◆ **Exercise details**
Without including any pictures, write out the listing below exactly.

=== Data rows ===

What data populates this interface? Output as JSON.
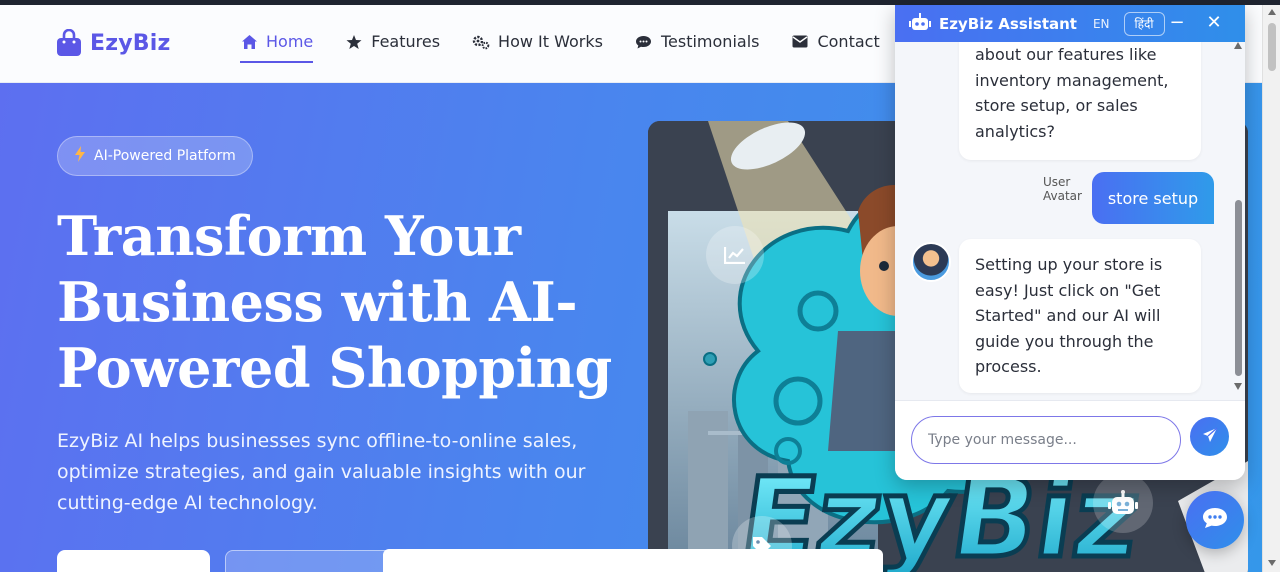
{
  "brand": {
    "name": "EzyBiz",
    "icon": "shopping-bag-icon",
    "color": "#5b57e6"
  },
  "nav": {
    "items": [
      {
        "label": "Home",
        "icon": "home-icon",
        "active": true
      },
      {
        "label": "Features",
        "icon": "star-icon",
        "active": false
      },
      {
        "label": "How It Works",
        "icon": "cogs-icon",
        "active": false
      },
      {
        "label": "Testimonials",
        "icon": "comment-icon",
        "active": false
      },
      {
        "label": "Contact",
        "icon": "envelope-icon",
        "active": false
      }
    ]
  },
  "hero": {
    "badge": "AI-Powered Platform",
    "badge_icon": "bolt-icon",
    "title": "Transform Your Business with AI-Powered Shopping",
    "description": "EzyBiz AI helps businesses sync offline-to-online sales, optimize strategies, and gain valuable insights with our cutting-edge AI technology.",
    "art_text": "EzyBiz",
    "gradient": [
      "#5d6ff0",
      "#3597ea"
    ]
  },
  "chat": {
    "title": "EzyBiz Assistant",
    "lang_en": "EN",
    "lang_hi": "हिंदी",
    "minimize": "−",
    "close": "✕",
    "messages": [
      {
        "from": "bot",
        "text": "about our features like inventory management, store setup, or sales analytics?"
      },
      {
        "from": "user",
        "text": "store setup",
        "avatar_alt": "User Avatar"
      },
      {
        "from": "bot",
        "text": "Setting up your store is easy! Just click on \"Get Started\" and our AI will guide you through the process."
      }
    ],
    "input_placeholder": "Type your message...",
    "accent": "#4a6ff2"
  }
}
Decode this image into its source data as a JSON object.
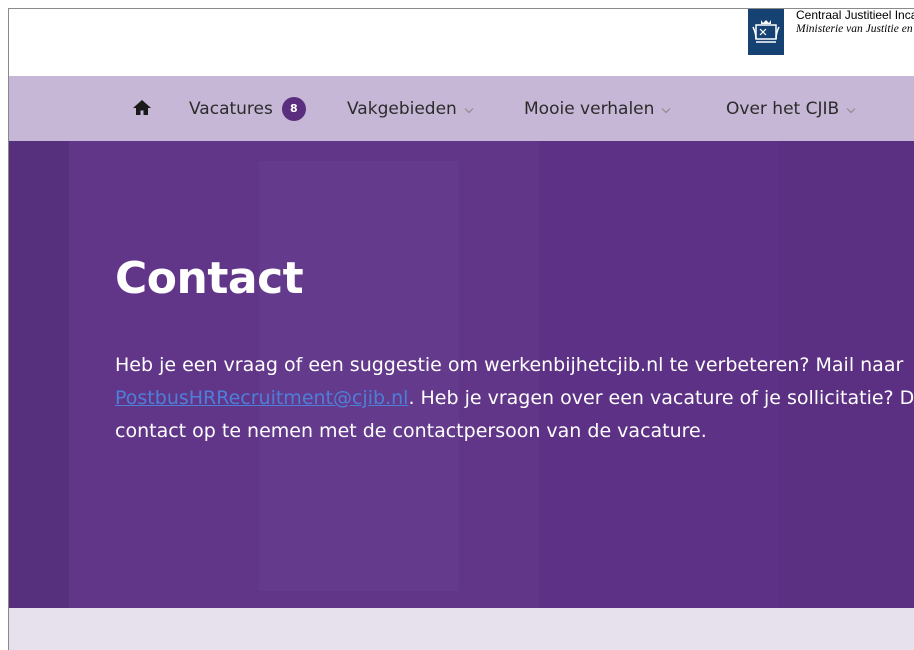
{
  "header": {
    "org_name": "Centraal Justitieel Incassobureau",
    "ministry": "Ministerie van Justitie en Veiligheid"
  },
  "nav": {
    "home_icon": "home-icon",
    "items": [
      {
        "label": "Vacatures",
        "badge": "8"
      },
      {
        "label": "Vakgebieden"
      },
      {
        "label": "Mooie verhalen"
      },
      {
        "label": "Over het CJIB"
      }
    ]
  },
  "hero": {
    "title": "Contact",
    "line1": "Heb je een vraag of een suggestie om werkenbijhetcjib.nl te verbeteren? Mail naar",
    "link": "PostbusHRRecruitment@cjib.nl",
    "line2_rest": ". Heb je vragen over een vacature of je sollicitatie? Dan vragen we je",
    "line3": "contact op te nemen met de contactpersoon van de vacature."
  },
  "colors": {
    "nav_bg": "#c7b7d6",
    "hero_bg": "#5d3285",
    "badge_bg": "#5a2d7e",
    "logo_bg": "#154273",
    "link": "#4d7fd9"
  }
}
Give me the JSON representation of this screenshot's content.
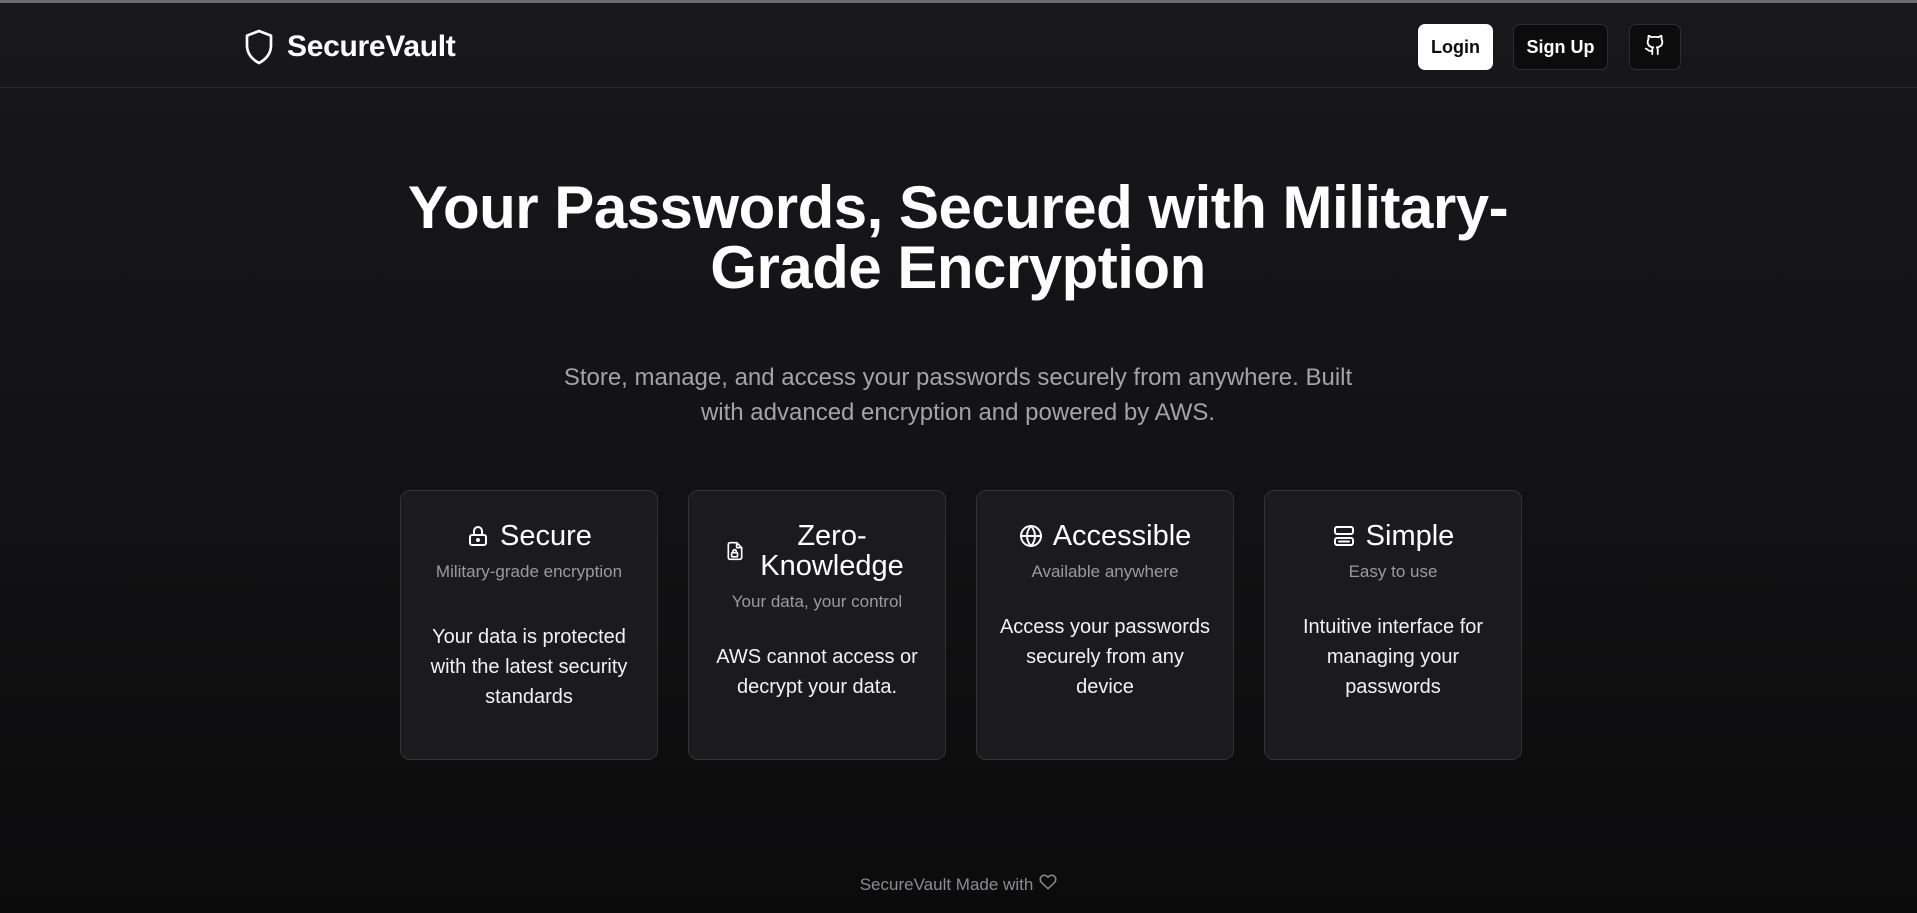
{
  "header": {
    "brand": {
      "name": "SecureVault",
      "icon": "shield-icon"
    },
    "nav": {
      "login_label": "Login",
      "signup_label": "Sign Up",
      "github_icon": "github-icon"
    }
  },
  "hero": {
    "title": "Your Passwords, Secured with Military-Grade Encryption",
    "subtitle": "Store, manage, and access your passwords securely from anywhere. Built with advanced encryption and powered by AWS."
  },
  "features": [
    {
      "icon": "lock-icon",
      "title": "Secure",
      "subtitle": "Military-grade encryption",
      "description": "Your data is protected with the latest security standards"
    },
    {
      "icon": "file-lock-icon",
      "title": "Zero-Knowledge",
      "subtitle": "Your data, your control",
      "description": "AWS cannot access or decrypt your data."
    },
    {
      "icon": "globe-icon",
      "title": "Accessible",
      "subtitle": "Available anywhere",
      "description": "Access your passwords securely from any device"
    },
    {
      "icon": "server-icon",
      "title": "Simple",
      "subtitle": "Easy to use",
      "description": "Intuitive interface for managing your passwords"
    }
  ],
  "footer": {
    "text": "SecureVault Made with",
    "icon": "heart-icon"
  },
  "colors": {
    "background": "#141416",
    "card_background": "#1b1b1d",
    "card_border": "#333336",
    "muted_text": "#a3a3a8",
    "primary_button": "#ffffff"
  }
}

===

◆ **The output**
What data populates this interface? Output as JSON.
{
  "brand": {
    "name": "EzyBiz",
    "icon": "shopping-bag-icon",
    "color": "#5b57e6"
  },
  "nav": {
    "items": [
      {
        "label": "Home",
        "icon": "home-icon",
        "active": true
      },
      {
        "label": "Features",
        "icon": "star-icon",
        "active": false
      },
      {
        "label": "How It Works",
        "icon": "cogs-icon",
        "active": false
      },
      {
        "label": "Testimonials",
        "icon": "comment-icon",
        "active": false
      },
      {
        "label": "Contact",
        "icon": "envelope-icon",
        "active": false
      }
    ]
  },
  "hero": {
    "badge": "AI-Powered Platform",
    "badge_icon": "bolt-icon",
    "title": "Transform Your Business with AI-Powered Shopping",
    "description": "EzyBiz AI helps businesses sync offline-to-online sales, optimize strategies, and gain valuable insights with our cutting-edge AI technology.",
    "art_text": "EzyBiz",
    "gradient": [
      "#5d6ff0",
      "#3597ea"
    ]
  },
  "chat": {
    "title": "EzyBiz Assistant",
    "lang_en": "EN",
    "lang_hi": "हिंदी",
    "minimize": "−",
    "close": "✕",
    "messages": [
      {
        "from": "bot",
        "text": "about our features like inventory management, store setup, or sales analytics?"
      },
      {
        "from": "user",
        "text": "store setup",
        "avatar_alt": "User Avatar"
      },
      {
        "from": "bot",
        "text": "Setting up your store is easy! Just click on \"Get Started\" and our AI will guide you through the process."
      }
    ],
    "input_placeholder": "Type your message...",
    "accent": "#4a6ff2"
  }
}
Decode this image into its source data as a JSON object.
{
  "header": {
    "org_name": "Centraal Justitieel Incassobureau",
    "ministry": "Ministerie van Justitie en Veiligheid"
  },
  "nav": {
    "home_icon": "home-icon",
    "items": [
      {
        "label": "Vacatures",
        "badge": "8"
      },
      {
        "label": "Vakgebieden"
      },
      {
        "label": "Mooie verhalen"
      },
      {
        "label": "Over het CJIB"
      }
    ]
  },
  "hero": {
    "title": "Contact",
    "line1": "Heb je een vraag of een suggestie om werkenbijhetcjib.nl te verbeteren? Mail naar",
    "link": "PostbusHRRecruitment@cjib.nl",
    "line2_rest": ". Heb je vragen over een vacature of je sollicitatie? Dan vragen we je",
    "line3": "contact op te nemen met de contactpersoon van de vacature."
  },
  "colors": {
    "nav_bg": "#c7b7d6",
    "hero_bg": "#5d3285",
    "badge_bg": "#5a2d7e",
    "logo_bg": "#154273",
    "link": "#4d7fd9"
  }
}
Give me the JSON representation of this screenshot's content.
{
  "header": {
    "brand": {
      "name": "SecureVault",
      "icon": "shield-icon"
    },
    "nav": {
      "login_label": "Login",
      "signup_label": "Sign Up",
      "github_icon": "github-icon"
    }
  },
  "hero": {
    "title": "Your Passwords, Secured with Military-Grade Encryption",
    "subtitle": "Store, manage, and access your passwords securely from anywhere. Built with advanced encryption and powered by AWS."
  },
  "features": [
    {
      "icon": "lock-icon",
      "title": "Secure",
      "subtitle": "Military-grade encryption",
      "description": "Your data is protected with the latest security standards"
    },
    {
      "icon": "file-lock-icon",
      "title": "Zero-Knowledge",
      "subtitle": "Your data, your control",
      "description": "AWS cannot access or decrypt your data."
    },
    {
      "icon": "globe-icon",
      "title": "Accessible",
      "subtitle": "Available anywhere",
      "description": "Access your passwords securely from any device"
    },
    {
      "icon": "server-icon",
      "title": "Simple",
      "subtitle": "Easy to use",
      "description": "Intuitive interface for managing your passwords"
    }
  ],
  "footer": {
    "text": "SecureVault Made with",
    "icon": "heart-icon"
  },
  "colors": {
    "background": "#141416",
    "card_background": "#1b1b1d",
    "card_border": "#333336",
    "muted_text": "#a3a3a8",
    "primary_button": "#ffffff"
  }
}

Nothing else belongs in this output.